**Direction:**
Here are some records. Copy each one exactly.

**Dataset excerpts:**
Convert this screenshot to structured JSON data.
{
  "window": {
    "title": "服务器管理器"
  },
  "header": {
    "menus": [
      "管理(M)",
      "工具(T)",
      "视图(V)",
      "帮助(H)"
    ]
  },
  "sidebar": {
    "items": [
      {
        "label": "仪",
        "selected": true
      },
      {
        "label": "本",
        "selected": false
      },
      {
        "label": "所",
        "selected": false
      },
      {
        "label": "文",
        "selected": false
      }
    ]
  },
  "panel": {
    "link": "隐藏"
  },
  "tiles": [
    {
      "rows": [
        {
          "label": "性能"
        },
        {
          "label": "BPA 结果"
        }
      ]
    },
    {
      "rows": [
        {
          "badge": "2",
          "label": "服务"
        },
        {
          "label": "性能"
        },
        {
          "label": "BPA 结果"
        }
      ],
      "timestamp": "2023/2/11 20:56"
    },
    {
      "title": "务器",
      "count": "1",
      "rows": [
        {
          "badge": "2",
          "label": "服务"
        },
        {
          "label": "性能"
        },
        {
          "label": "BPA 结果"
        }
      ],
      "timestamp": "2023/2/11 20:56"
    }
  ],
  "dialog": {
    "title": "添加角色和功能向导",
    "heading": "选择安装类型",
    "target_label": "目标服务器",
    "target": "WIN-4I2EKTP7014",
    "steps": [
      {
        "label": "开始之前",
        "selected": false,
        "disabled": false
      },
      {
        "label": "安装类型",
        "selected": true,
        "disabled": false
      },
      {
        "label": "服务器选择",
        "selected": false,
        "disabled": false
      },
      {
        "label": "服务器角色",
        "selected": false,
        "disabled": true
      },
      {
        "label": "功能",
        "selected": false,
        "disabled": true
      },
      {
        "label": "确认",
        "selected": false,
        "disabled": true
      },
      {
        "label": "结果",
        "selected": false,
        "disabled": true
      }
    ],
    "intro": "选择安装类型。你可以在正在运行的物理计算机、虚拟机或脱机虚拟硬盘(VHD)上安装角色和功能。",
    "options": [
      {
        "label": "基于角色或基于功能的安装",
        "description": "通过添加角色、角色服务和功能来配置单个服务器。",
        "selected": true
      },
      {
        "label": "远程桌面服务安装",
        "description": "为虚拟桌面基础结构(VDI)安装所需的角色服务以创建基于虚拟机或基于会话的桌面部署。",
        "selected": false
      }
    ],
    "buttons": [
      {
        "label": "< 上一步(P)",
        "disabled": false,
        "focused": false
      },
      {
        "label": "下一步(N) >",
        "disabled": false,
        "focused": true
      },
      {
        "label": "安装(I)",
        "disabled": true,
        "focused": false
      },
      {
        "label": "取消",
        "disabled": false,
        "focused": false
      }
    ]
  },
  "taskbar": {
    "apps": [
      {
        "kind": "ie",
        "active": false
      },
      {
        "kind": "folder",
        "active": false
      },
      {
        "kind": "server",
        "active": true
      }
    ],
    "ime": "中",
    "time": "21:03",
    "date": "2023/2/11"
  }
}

**Output for this exercise:**
Convert this screenshot to structured JSON data.
{
  "window": {
    "title": "服务器管理器"
  },
  "header": {
    "menus": [
      "管理(M)",
      "工具(T)",
      "视图(V)",
      "帮助(H)"
    ]
  },
  "sidebar": {
    "items": [
      {
        "label": "仪",
        "selected": true
      },
      {
        "label": "本",
        "selected": false
      },
      {
        "label": "所",
        "selected": false
      },
      {
        "label": "文",
        "selected": false
      }
    ]
  },
  "panel": {
    "link": "隐藏"
  },
  "tiles": [
    {
      "rows": [
        {
          "label": "性能"
        },
        {
          "label": "BPA 结果"
        }
      ]
    },
    {
      "rows": [
        {
          "badge": "2",
          "label": "服务"
        },
        {
          "label": "性能"
        },
        {
          "label": "BPA 结果"
        }
      ],
      "timestamp": "2023/2/11 20:56"
    },
    {
      "title": "务器",
      "count": "1",
      "rows": [
        {
          "badge": "2",
          "label": "服务"
        },
        {
          "label": "性能"
        },
        {
          "label": "BPA 结果"
        }
      ],
      "timestamp": "2023/2/11 20:56"
    }
  ],
  "dialog": {
    "title": "添加角色和功能向导",
    "heading": "选择安装类型",
    "target_label": "目标服务器",
    "target": "WIN-4I2EKTP7014",
    "steps": [
      {
        "label": "开始之前",
        "selected": false,
        "disabled": false
      },
      {
        "label": "安装类型",
        "selected": true,
        "disabled": false
      },
      {
        "label": "服务器选择",
        "selected": false,
        "disabled": false
      },
      {
        "label": "服务器角色",
        "selected": false,
        "disabled": true
      },
      {
        "label": "功能",
        "selected": false,
        "disabled": true
      },
      {
        "label": "确认",
        "selected": false,
        "disabled": true
      },
      {
        "label": "结果",
        "selected": false,
        "disabled": true
      }
    ],
    "intro": "选择安装类型。你可以在正在运行的物理计算机、虚拟机或脱机虚拟硬盘(VHD)上安装角色和功能。",
    "options": [
      {
        "label": "基于角色或基于功能的安装",
        "description": "通过添加角色、角色服务和功能来配置单个服务器。",
        "selected": true
      },
      {
        "label": "远程桌面服务安装",
        "description": "为虚拟桌面基础结构(VDI)安装所需的角色服务以创建基于虚拟机或基于会话的桌面部署。",
        "selected": false
      }
    ],
    "buttons": [
      {
        "label": "< 上一步(P)",
        "disabled": false,
        "focused": false
      },
      {
        "label": "下一步(N) >",
        "disabled": false,
        "focused": true
      },
      {
        "label": "安装(I)",
        "disabled": true,
        "focused": false
      },
      {
        "label": "取消",
        "disabled": false,
        "focused": false
      }
    ]
  },
  "taskbar": {
    "apps": [
      {
        "kind": "ie",
        "active": false
      },
      {
        "kind": "folder",
        "active": false
      },
      {
        "kind": "server",
        "active": true
      }
    ],
    "ime": "中",
    "time": "21:03",
    "date": "2023/2/11"
  }
}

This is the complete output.